Copy out, unchanged, the entries below from the "OCR this image." line to the final line. Omit pictures.

(Stored items from a collection)
◇ ◇ ◇

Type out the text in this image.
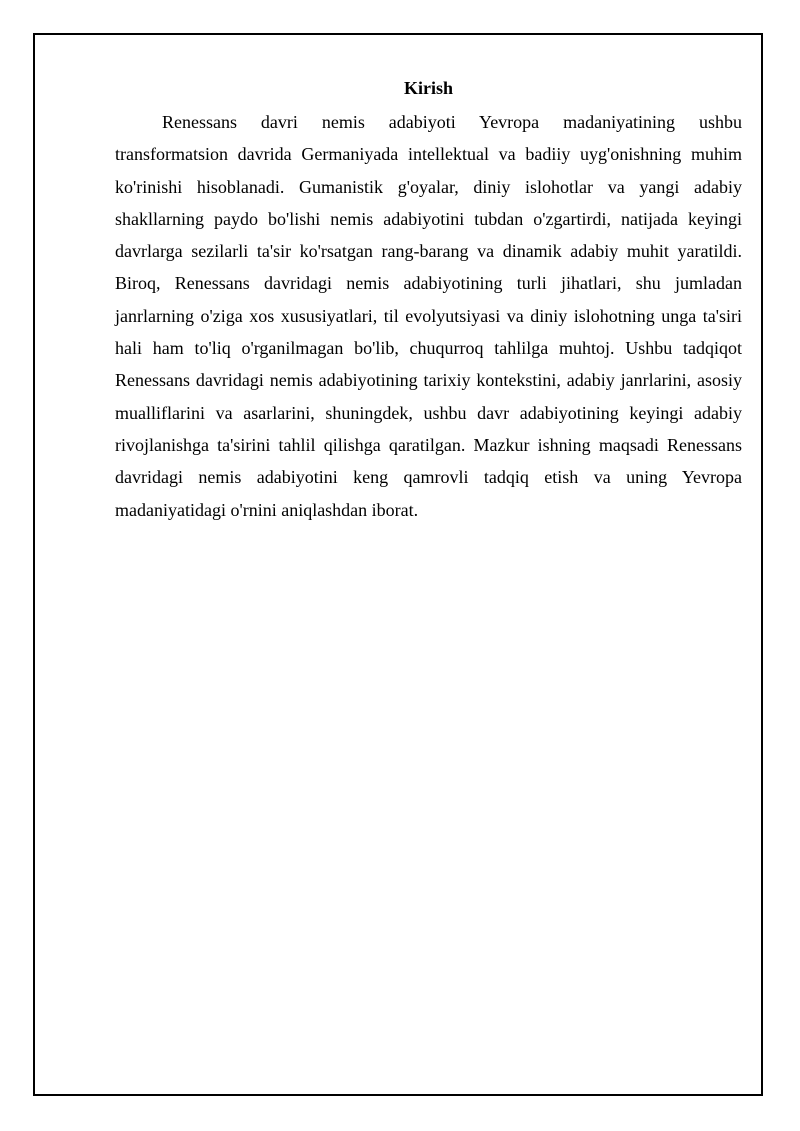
Kirish

Renessans davri nemis adabiyoti Yevropa madaniyatining ushbu transformatsion davrida Germaniyada intellektual va badiiy uyg'onishning muhim ko'rinishi hisoblanadi. Gumanistik g'oyalar, diniy islohotlar va yangi adabiy shakllarning paydo bo'lishi nemis adabiyotini tubdan o'zgartirdi, natijada keyingi davrlarga sezilarli ta'sir ko'rsatgan rang-barang va dinamik adabiy muhit yaratildi. Biroq, Renessans davridagi nemis adabiyotining turli jihatlari, shu jumladan janrlarning o'ziga xos xususiyatlari, til evolyutsiyasi va diniy islohotning unga ta'siri hali ham to'liq o'rganilmagan bo'lib, chuqurroq tahlilga muhtoj. Ushbu tadqiqot Renessans davridagi nemis adabiyotining tarixiy kontekstini, adabiy janrlarini, asosiy mualliflarini va asarlarini, shuningdek, ushbu davr adabiyotining keyingi adabiy rivojlanishga ta'sirini tahlil qilishga qaratilgan. Mazkur ishning maqsadi Renessans davridagi nemis adabiyotini keng qamrovli tadqiq etish va uning Yevropa madaniyatidagi o'rnini aniqlashdan iborat.
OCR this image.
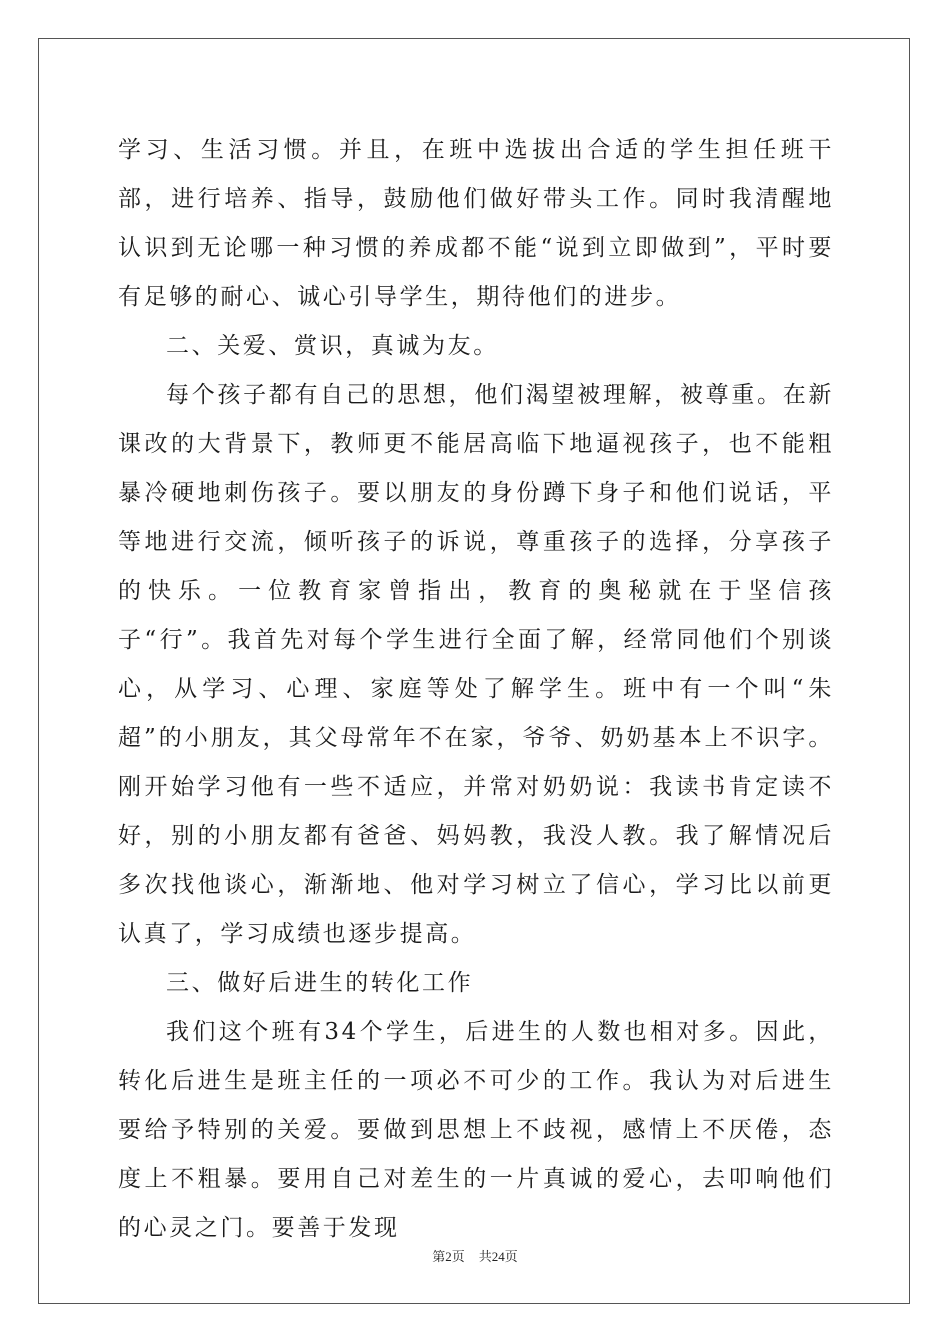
学习、生活习惯。并且，在班中选拔出合适的学生担任班干部，进行培养、指导，鼓励他们做好带头工作。同时我清醒地认识到无论哪一种习惯的养成都不能“说到立即做到”，平时要有足够的耐心、诚心引导学生，期待他们的进步。

二、关爱、赏识，真诚为友。

每个孩子都有自己的思想，他们渴望被理解，被尊重。在新课改的大背景下，教师更不能居高临下地逼视孩子，也不能粗暴冷硬地刺伤孩子。要以朋友的身份蹲下身子和他们说话，平等地进行交流，倾听孩子的诉说，尊重孩子的选择，分享孩子的快乐。一位教育家曾指出，教育的奥秘就在于坚信孩子“行”。我首先对每个学生进行全面了解，经常同他们个别谈心，从学习、心理、家庭等处了解学生。班中有一个叫“朱超”的小朋友，其父母常年不在家，爷爷、奶奶基本上不识字。刚开始学习他有一些不适应，并常对奶奶说：我读书肯定读不好，别的小朋友都有爸爸、妈妈教，我没人教。我了解情况后多次找他谈心，渐渐地、他对学习树立了信心，学习比以前更认真了，学习成绩也逐步提高。

三、做好后进生的转化工作

我们这个班有34个学生，后进生的人数也相对多。因此，转化后进生是班主任的一项必不可少的工作。我认为对后进生要给予特别的关爱。要做到思想上不歧视，感情上不厌倦，态度上不粗暴。要用自己对差生的一片真诚的爱心，去叩响他们的心灵之门。要善于发现

第2页 共24页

◇ ◇ ◇

## EXERCISE RESULT:
OCR this image.
学习、生活习惯。并且，在班中选拔出合适的学生担任班干部，进行培养、指导，鼓励他们做好带头工作。同时我清醒地认识到无论哪一种习惯的养成都不能“说到立即做到”，平时要有足够的耐心、诚心引导学生，期待他们的进步。

二、关爱、赏识，真诚为友。

每个孩子都有自己的思想，他们渴望被理解，被尊重。在新课改的大背景下，教师更不能居高临下地逼视孩子，也不能粗暴冷硬地刺伤孩子。要以朋友的身份蹲下身子和他们说话，平等地进行交流，倾听孩子的诉说，尊重孩子的选择，分享孩子的快乐。一位教育家曾指出，教育的奥秘就在于坚信孩子“行”。我首先对每个学生进行全面了解，经常同他们个别谈心，从学习、心理、家庭等处了解学生。班中有一个叫“朱超”的小朋友，其父母常年不在家，爷爷、奶奶基本上不识字。刚开始学习他有一些不适应，并常对奶奶说：我读书肯定读不好，别的小朋友都有爸爸、妈妈教，我没人教。我了解情况后多次找他谈心，渐渐地、他对学习树立了信心，学习比以前更认真了，学习成绩也逐步提高。

三、做好后进生的转化工作

我们这个班有34个学生，后进生的人数也相对多。因此，转化后进生是班主任的一项必不可少的工作。我认为对后进生要给予特别的关爱。要做到思想上不歧视，感情上不厌倦，态度上不粗暴。要用自己对差生的一片真诚的爱心，去叩响他们的心灵之门。要善于发现

第2页 共24页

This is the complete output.